**What the exercise asks:** Quote the records below in full, exactly as given, with the images taken out.

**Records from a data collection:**

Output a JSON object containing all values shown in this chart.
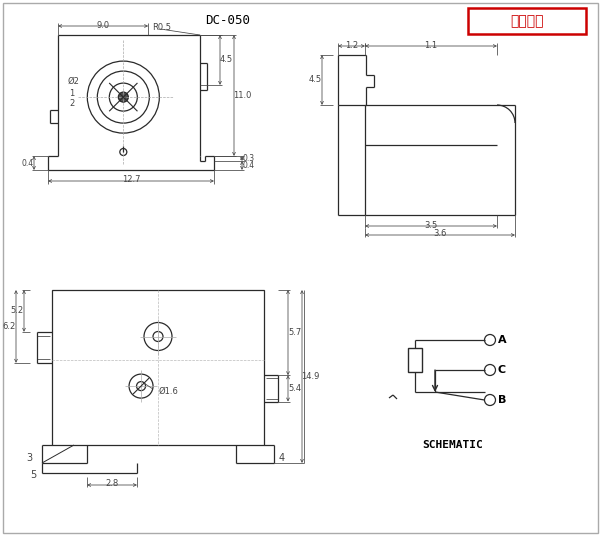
{
  "bg_color": "#f2f2f2",
  "line_color": "#2a2a2a",
  "dim_color": "#444444",
  "red_color": "#cc0000",
  "white": "#ffffff",
  "title": "DC-050",
  "stamp_text": "受控文件",
  "schematic_label": "SCHEMATIC"
}
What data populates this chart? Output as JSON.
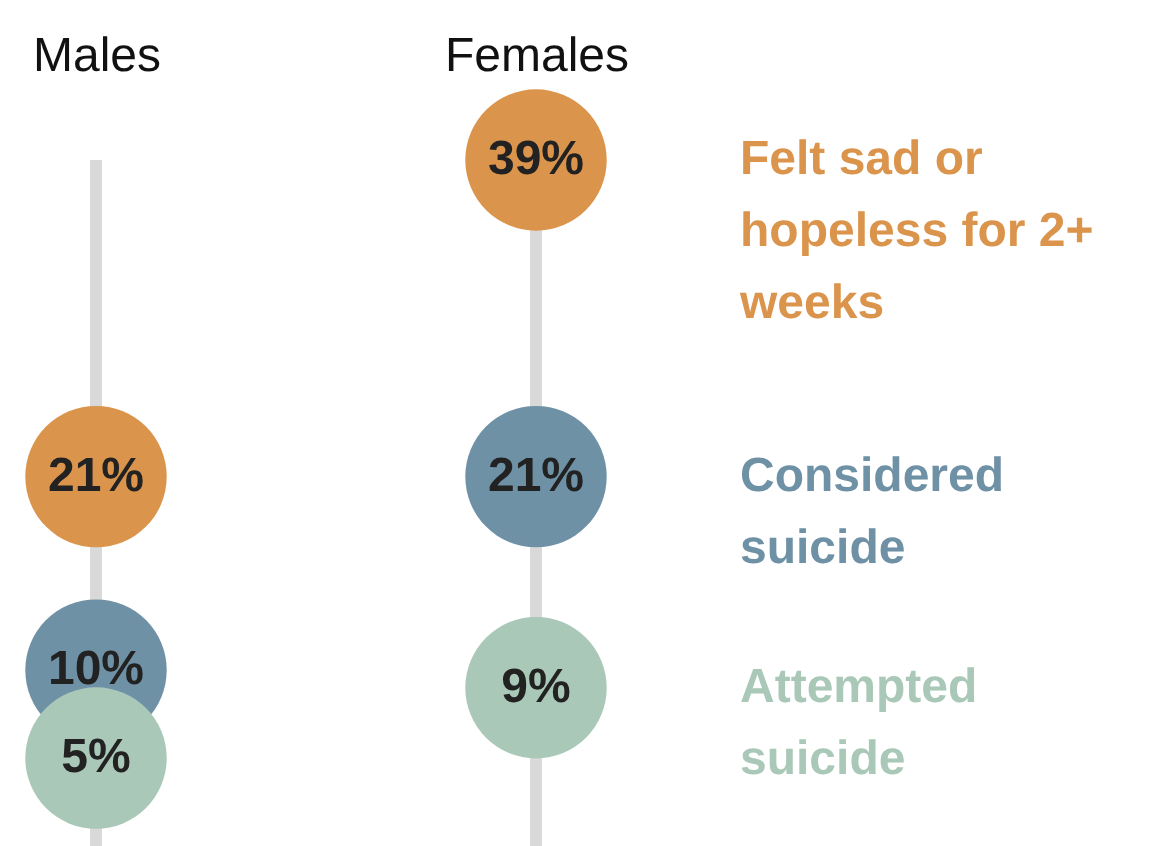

**Complete output:**
Output a JSON object containing all values shown in this chart.
{
  "bg_color": "#f2f2f2",
  "line_color": "#2a2a2a",
  "dim_color": "#444444",
  "red_color": "#cc0000",
  "white": "#ffffff",
  "title": "DC-050",
  "stamp_text": "受控文件",
  "schematic_label": "SCHEMATIC"
}
What data populates this chart? Output as JSON.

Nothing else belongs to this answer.